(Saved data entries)
□ □ □

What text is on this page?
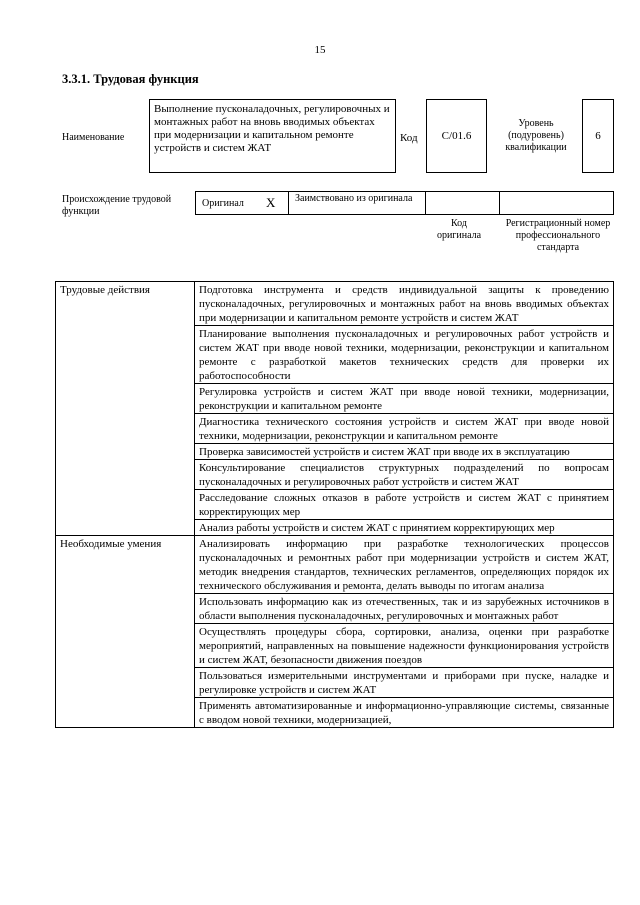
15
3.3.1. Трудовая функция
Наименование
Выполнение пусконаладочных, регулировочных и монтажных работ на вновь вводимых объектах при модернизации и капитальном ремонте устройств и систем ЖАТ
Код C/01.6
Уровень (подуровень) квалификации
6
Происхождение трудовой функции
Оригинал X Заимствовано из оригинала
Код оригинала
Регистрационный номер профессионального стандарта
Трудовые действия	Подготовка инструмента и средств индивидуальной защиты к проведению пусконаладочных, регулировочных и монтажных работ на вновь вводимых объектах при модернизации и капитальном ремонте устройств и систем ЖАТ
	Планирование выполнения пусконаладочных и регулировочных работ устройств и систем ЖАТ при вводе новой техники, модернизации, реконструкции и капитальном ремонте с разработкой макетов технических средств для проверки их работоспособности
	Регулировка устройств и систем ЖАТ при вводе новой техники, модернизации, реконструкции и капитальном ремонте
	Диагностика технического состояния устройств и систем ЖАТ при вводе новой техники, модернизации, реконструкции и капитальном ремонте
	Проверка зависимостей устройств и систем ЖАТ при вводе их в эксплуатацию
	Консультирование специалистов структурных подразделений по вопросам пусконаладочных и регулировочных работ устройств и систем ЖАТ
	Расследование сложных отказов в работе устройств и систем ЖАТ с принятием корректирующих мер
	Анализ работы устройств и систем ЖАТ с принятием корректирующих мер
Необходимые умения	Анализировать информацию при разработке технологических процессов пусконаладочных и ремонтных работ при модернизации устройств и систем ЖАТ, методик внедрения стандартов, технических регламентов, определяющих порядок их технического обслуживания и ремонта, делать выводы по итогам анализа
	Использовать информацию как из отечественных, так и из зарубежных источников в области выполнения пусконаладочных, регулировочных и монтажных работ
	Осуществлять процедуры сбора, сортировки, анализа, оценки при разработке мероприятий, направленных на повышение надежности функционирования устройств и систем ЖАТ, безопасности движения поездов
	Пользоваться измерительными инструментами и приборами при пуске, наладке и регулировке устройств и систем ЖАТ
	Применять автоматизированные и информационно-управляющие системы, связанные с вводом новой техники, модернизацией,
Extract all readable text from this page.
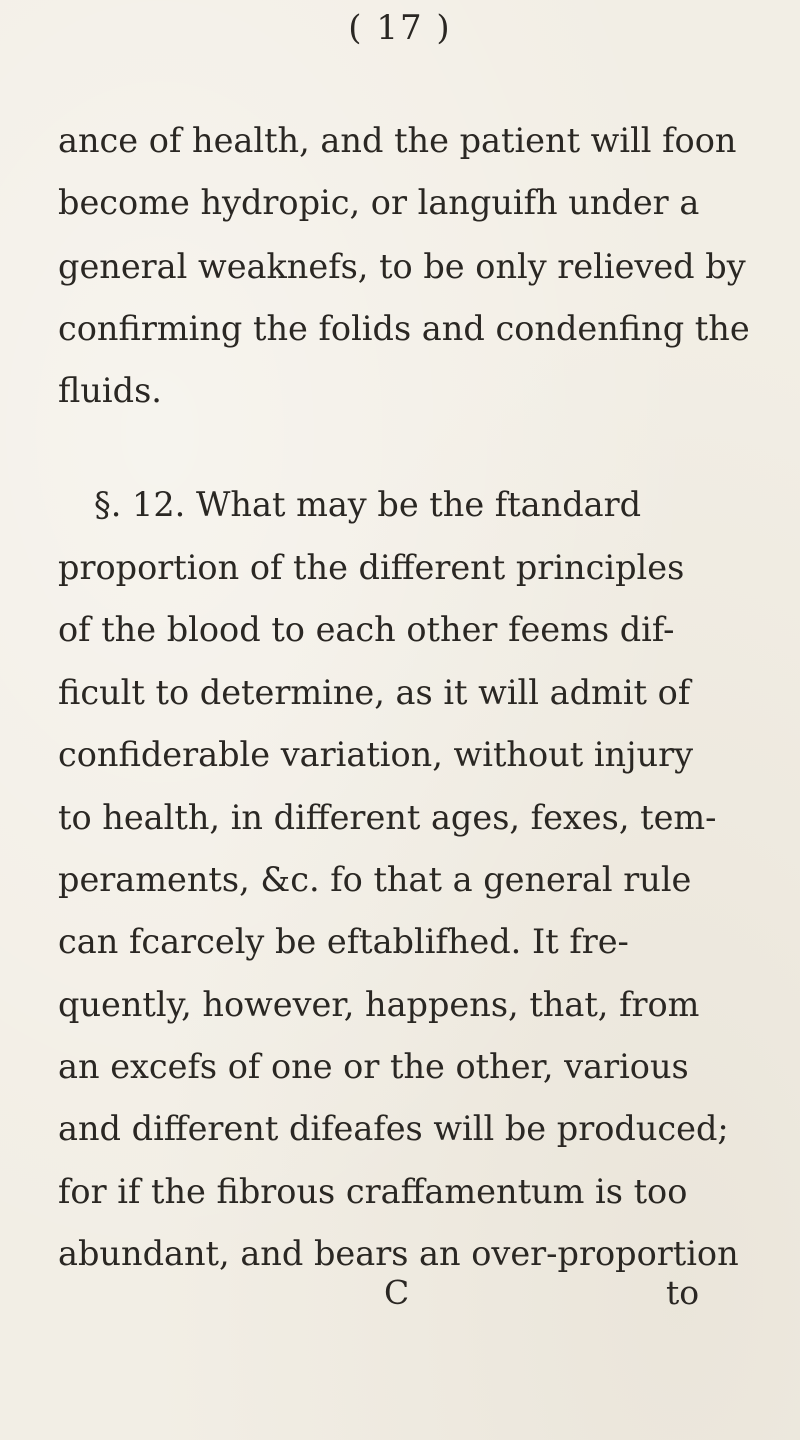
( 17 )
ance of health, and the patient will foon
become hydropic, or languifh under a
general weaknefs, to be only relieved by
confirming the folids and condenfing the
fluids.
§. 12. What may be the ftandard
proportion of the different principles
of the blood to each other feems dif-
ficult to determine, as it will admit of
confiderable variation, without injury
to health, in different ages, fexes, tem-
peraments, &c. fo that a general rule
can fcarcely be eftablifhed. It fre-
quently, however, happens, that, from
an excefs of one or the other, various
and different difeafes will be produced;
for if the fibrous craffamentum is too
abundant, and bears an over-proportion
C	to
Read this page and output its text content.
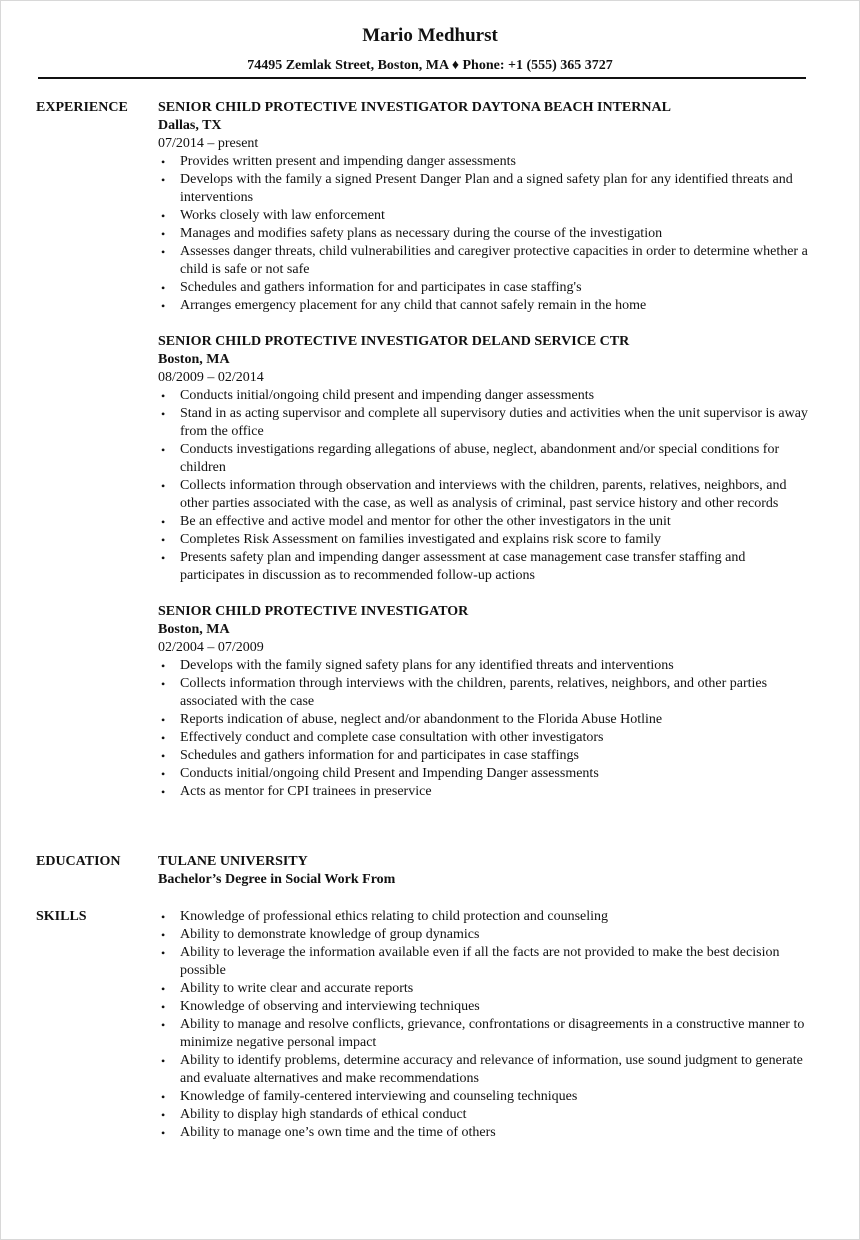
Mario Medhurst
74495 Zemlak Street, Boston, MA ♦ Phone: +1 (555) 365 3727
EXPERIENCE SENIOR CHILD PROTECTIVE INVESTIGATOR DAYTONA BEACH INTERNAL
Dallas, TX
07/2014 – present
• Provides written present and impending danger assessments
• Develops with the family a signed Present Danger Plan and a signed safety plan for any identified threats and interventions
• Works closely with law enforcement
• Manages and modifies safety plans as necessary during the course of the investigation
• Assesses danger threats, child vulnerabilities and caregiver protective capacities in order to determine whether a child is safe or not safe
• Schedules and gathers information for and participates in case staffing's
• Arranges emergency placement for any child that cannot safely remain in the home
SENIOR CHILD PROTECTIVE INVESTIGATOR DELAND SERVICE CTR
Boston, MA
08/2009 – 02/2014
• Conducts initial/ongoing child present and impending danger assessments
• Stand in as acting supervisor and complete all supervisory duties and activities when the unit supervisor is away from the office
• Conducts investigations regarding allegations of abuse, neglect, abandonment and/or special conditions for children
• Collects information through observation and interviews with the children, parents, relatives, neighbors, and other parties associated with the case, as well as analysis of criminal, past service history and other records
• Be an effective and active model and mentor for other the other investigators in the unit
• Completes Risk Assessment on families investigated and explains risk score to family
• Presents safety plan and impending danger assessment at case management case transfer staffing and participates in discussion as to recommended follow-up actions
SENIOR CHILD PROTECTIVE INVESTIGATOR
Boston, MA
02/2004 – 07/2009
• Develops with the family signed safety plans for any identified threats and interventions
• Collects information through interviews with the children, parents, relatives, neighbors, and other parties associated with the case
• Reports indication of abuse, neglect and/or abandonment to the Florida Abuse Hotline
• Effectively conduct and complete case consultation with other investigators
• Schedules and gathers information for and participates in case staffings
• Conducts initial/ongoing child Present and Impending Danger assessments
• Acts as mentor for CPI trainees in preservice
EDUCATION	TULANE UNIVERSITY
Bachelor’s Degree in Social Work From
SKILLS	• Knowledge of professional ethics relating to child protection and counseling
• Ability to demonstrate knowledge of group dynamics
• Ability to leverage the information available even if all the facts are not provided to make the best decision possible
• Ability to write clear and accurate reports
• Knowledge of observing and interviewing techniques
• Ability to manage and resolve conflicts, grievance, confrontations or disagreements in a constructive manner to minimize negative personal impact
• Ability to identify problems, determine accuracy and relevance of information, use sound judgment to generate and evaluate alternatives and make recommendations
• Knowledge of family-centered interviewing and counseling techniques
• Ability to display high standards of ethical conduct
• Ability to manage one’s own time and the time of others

□ □ □

▶ _Required work_
Each entry should be repeated exactly as it appears; the pictures stay out.

▶ _Written response_
What text is on this page?
15
3.3.1. Трудовая функция
Наименование
Выполнение пусконаладочных, регулировочных и монтажных работ на вновь вводимых объектах при модернизации и капитальном ремонте устройств и систем ЖАТ
Код C/01.6
Уровень (подуровень) квалификации
6
Происхождение трудовой функции
Оригинал X Заимствовано из оригинала
Код оригинала
Регистрационный номер профессионального стандарта
Трудовые действия	Подготовка инструмента и средств индивидуальной защиты к проведению пусконаладочных, регулировочных и монтажных работ на вновь вводимых объектах при модернизации и капитальном ремонте устройств и систем ЖАТ
	Планирование выполнения пусконаладочных и регулировочных работ устройств и систем ЖАТ при вводе новой техники, модернизации, реконструкции и капитальном ремонте с разработкой макетов технических средств для проверки их работоспособности
	Регулировка устройств и систем ЖАТ при вводе новой техники, модернизации, реконструкции и капитальном ремонте
	Диагностика технического состояния устройств и систем ЖАТ при вводе новой техники, модернизации, реконструкции и капитальном ремонте
	Проверка зависимостей устройств и систем ЖАТ при вводе их в эксплуатацию
	Консультирование специалистов структурных подразделений по вопросам пусконаладочных и регулировочных работ устройств и систем ЖАТ
	Расследование сложных отказов в работе устройств и систем ЖАТ с принятием корректирующих мер
	Анализ работы устройств и систем ЖАТ с принятием корректирующих мер
Необходимые умения	Анализировать информацию при разработке технологических процессов пусконаладочных и ремонтных работ при модернизации устройств и систем ЖАТ, методик внедрения стандартов, технических регламентов, определяющих порядок их технического обслуживания и ремонта, делать выводы по итогам анализа
	Использовать информацию как из отечественных, так и из зарубежных источников в области выполнения пусконаладочных, регулировочных и монтажных работ
	Осуществлять процедуры сбора, сортировки, анализа, оценки при разработке мероприятий, направленных на повышение надежности функционирования устройств и систем ЖАТ, безопасности движения поездов
	Пользоваться измерительными инструментами и приборами при пуске, наладке и регулировке устройств и систем ЖАТ
	Применять автоматизированные и информационно-управляющие системы, связанные с вводом новой техники, модернизацией,
Extract all readable text from this page.
( 17 )
ance of health, and the patient will foon
become hydropic, or languifh under a
general weaknefs, to be only relieved by
confirming the folids and condenfing the
fluids.
§. 12. What may be the ftandard
proportion of the different principles
of the blood to each other feems dif-
ficult to determine, as it will admit of
confiderable variation, without injury
to health, in different ages, fexes, tem-
peraments, &c. fo that a general rule
can fcarcely be eftablifhed. It fre-
quently, however, happens, that, from
an excefs of one or the other, various
and different difeafes will be produced;
for if the fibrous craffamentum is too
abundant, and bears an over-proportion
C	to
Read this page and output its text content.
Mario Medhurst
74495 Zemlak Street, Boston, MA ♦ Phone: +1 (555) 365 3727
EXPERIENCE SENIOR CHILD PROTECTIVE INVESTIGATOR DAYTONA BEACH INTERNAL
Dallas, TX
07/2014 – present
• Provides written present and impending danger assessments
• Develops with the family a signed Present Danger Plan and a signed safety plan for any identified threats and interventions
• Works closely with law enforcement
• Manages and modifies safety plans as necessary during the course of the investigation
• Assesses danger threats, child vulnerabilities and caregiver protective capacities in order to determine whether a child is safe or not safe
• Schedules and gathers information for and participates in case staffing's
• Arranges emergency placement for any child that cannot safely remain in the home
SENIOR CHILD PROTECTIVE INVESTIGATOR DELAND SERVICE CTR
Boston, MA
08/2009 – 02/2014
• Conducts initial/ongoing child present and impending danger assessments
• Stand in as acting supervisor and complete all supervisory duties and activities when the unit supervisor is away from the office
• Conducts investigations regarding allegations of abuse, neglect, abandonment and/or special conditions for children
• Collects information through observation and interviews with the children, parents, relatives, neighbors, and other parties associated with the case, as well as analysis of criminal, past service history and other records
• Be an effective and active model and mentor for other the other investigators in the unit
• Completes Risk Assessment on families investigated and explains risk score to family
• Presents safety plan and impending danger assessment at case management case transfer staffing and participates in discussion as to recommended follow-up actions
SENIOR CHILD PROTECTIVE INVESTIGATOR
Boston, MA
02/2004 – 07/2009
• Develops with the family signed safety plans for any identified threats and interventions
• Collects information through interviews with the children, parents, relatives, neighbors, and other parties associated with the case
• Reports indication of abuse, neglect and/or abandonment to the Florida Abuse Hotline
• Effectively conduct and complete case consultation with other investigators
• Schedules and gathers information for and participates in case staffings
• Conducts initial/ongoing child Present and Impending Danger assessments
• Acts as mentor for CPI trainees in preservice
EDUCATION	TULANE UNIVERSITY
Bachelor’s Degree in Social Work From
SKILLS	• Knowledge of professional ethics relating to child protection and counseling
• Ability to demonstrate knowledge of group dynamics
• Ability to leverage the information available even if all the facts are not provided to make the best decision possible
• Ability to write clear and accurate reports
• Knowledge of observing and interviewing techniques
• Ability to manage and resolve conflicts, grievance, confrontations or disagreements in a constructive manner to minimize negative personal impact
• Ability to identify problems, determine accuracy and relevance of information, use sound judgment to generate and evaluate alternatives and make recommendations
• Knowledge of family-centered interviewing and counseling techniques
• Ability to display high standards of ethical conduct
• Ability to manage one’s own time and the time of others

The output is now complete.